Task objective: Without the pictures, return all of the material exactly as written.
-- Supplied records start --
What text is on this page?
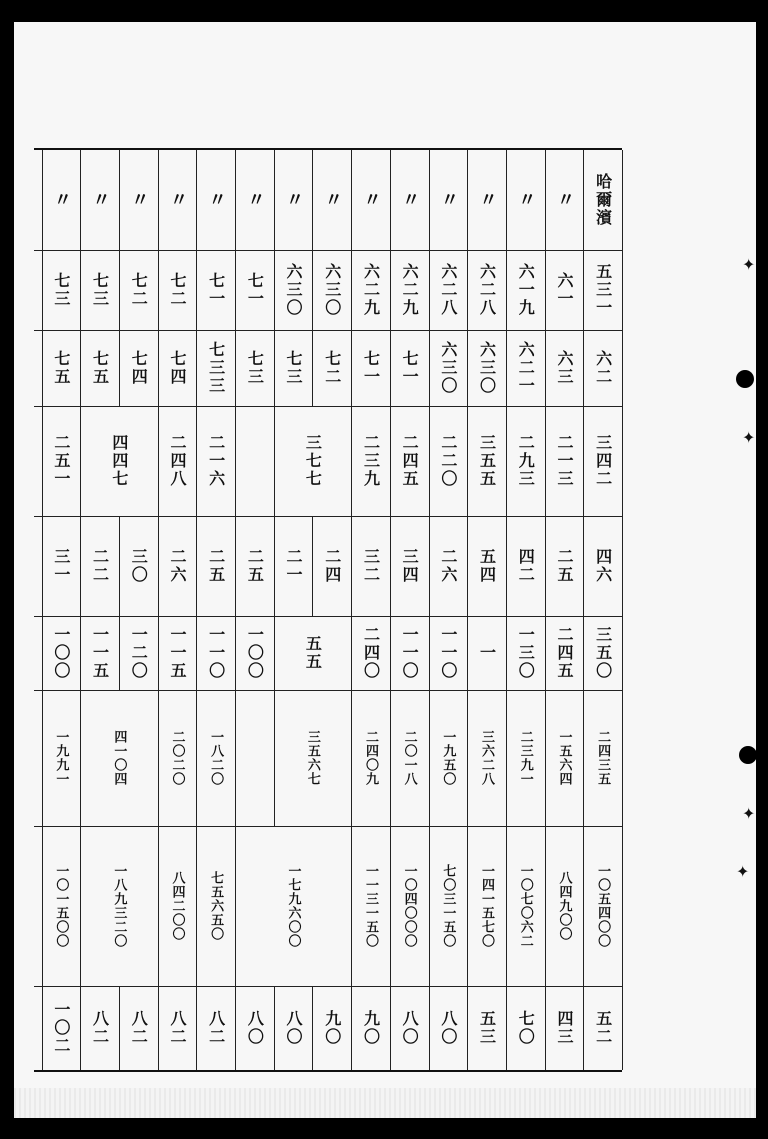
✦
✦
✦
✦
哈爾濱
五三一
六二
三四二
四六
三五〇
二四三五
一〇五四〇〇
五二
〃
六一
六三
二一三
二五
二四五
一五六四
八四九〇〇
四三
〃
六一九
六二一
二九三
四二
一三〇
二三九一
一〇七〇六二
七〇
〃
六二八
六三〇
三五五
五四
一
三六二八
一四一五七〇
五三
〃
六二八
六三〇
二二〇
二六
一一〇
一九五〇
七〇三一五〇
八〇
〃
六二九
七一
二四五
三四
一一〇
二〇一八
一〇四〇〇〇
八〇
〃
六二九
七一
二三九
三二
二四〇
二四〇九
一一三一五〇
九〇
〃
六三〇
七二
二四
九〇
〃
六三〇
七三
二一
八〇
〃
七一
七三
二五
一〇〇
八〇
〃
七一
七三三
二一六
二五
一一〇
一八二〇
七五六五〇
八二
〃
七二
七四
二四八
二六
一一五
二〇二〇
八四二〇〇
八二
〃
七二
七四
三〇
一二〇
八二
〃
七三
七五
二二
一一五
八二
〃
七三
七五
二五一
三一
一〇〇
一九九一
一〇一五〇〇
一〇二
三七七
五五
三五六七
一七九六〇〇
四四七
四一〇四
一八九三二〇
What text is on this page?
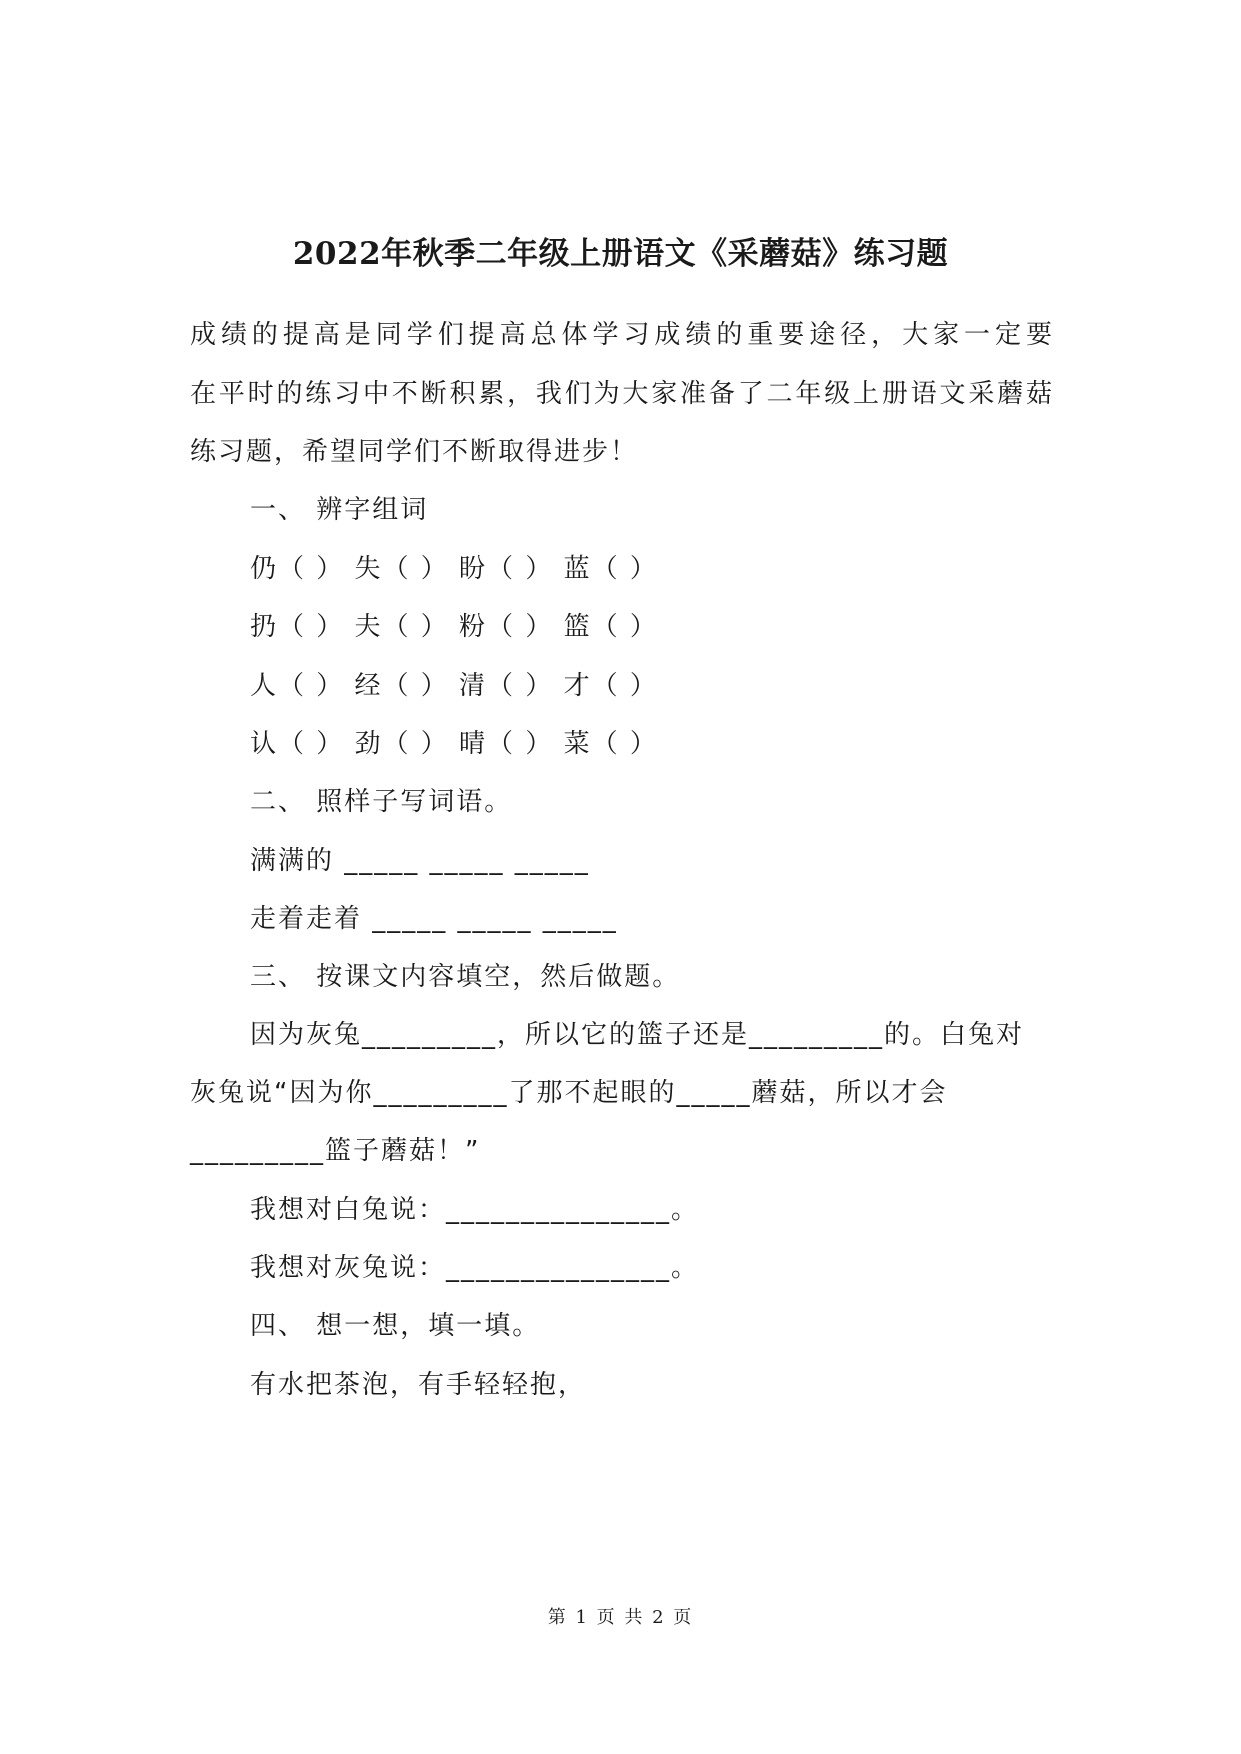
2022年秋季二年级上册语文《采蘑菇》练习题

成绩的提高是同学们提高总体学习成绩的重要途径，大家一定要

在平时的练习中不断积累，我们为大家准备了二年级上册语文采蘑菇

练习题，希望同学们不断取得进步！

一、 辨字组词

仍（ ） 失（ ） 盼（ ） 蓝（ ）

扔（ ） 夫（ ） 粉（ ） 篮（ ）

人（ ） 经（ ） 清（ ） 才（ ）

认（ ） 劲（ ） 晴（ ） 菜（ ）

二、 照样子写词语。

满满的 _____ _____ _____

走着走着 _____ _____ _____

三、 按课文内容填空，然后做题。

因为灰兔_________，所以它的篮子还是_________的。白兔对

灰兔说“因为你_________了那不起眼的_____蘑菇，所以才会

_________篮子蘑菇！”

我想对白兔说：_______________。

我想对灰兔说：_______________。

四、 想一想，填一填。

有水把茶泡，有手轻轻抱，

第 1 页 共 2 页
-- Supplied records end --
Solved exercise:
What text is on this page?
✦
✦
✦
✦
哈爾濱
五三一
六二
三四二
四六
三五〇
二四三五
一〇五四〇〇
五二
〃
六一
六三
二一三
二五
二四五
一五六四
八四九〇〇
四三
〃
六一九
六二一
二九三
四二
一三〇
二三九一
一〇七〇六二
七〇
〃
六二八
六三〇
三五五
五四
一
三六二八
一四一五七〇
五三
〃
六二八
六三〇
二二〇
二六
一一〇
一九五〇
七〇三一五〇
八〇
〃
六二九
七一
二四五
三四
一一〇
二〇一八
一〇四〇〇〇
八〇
〃
六二九
七一
二三九
三二
二四〇
二四〇九
一一三一五〇
九〇
〃
六三〇
七二
二四
九〇
〃
六三〇
七三
二一
八〇
〃
七一
七三
二五
一〇〇
八〇
〃
七一
七三三
二一六
二五
一一〇
一八二〇
七五六五〇
八二
〃
七二
七四
二四八
二六
一一五
二〇二〇
八四二〇〇
八二
〃
七二
七四
三〇
一二〇
八二
〃
七三
七五
二二
一一五
八二
〃
七三
七五
二五一
三一
一〇〇
一九九一
一〇一五〇〇
一〇二
三七七
五五
三五六七
一七九六〇〇
四四七
四一〇四
一八九三二〇
What text is on this page?
2022年秋季二年级上册语文《采蘑菇》练习题

成绩的提高是同学们提高总体学习成绩的重要途径，大家一定要

在平时的练习中不断积累，我们为大家准备了二年级上册语文采蘑菇

练习题，希望同学们不断取得进步！

一、 辨字组词

仍（ ） 失（ ） 盼（ ） 蓝（ ）

扔（ ） 夫（ ） 粉（ ） 篮（ ）

人（ ） 经（ ） 清（ ） 才（ ）

认（ ） 劲（ ） 晴（ ） 菜（ ）

二、 照样子写词语。

满满的 _____ _____ _____

走着走着 _____ _____ _____

三、 按课文内容填空，然后做题。

因为灰兔_________，所以它的篮子还是_________的。白兔对

灰兔说“因为你_________了那不起眼的_____蘑菇，所以才会

_________篮子蘑菇！”

我想对白兔说：_______________。

我想对灰兔说：_______________。

四、 想一想，填一填。

有水把茶泡，有手轻轻抱，

第 1 页 共 2 页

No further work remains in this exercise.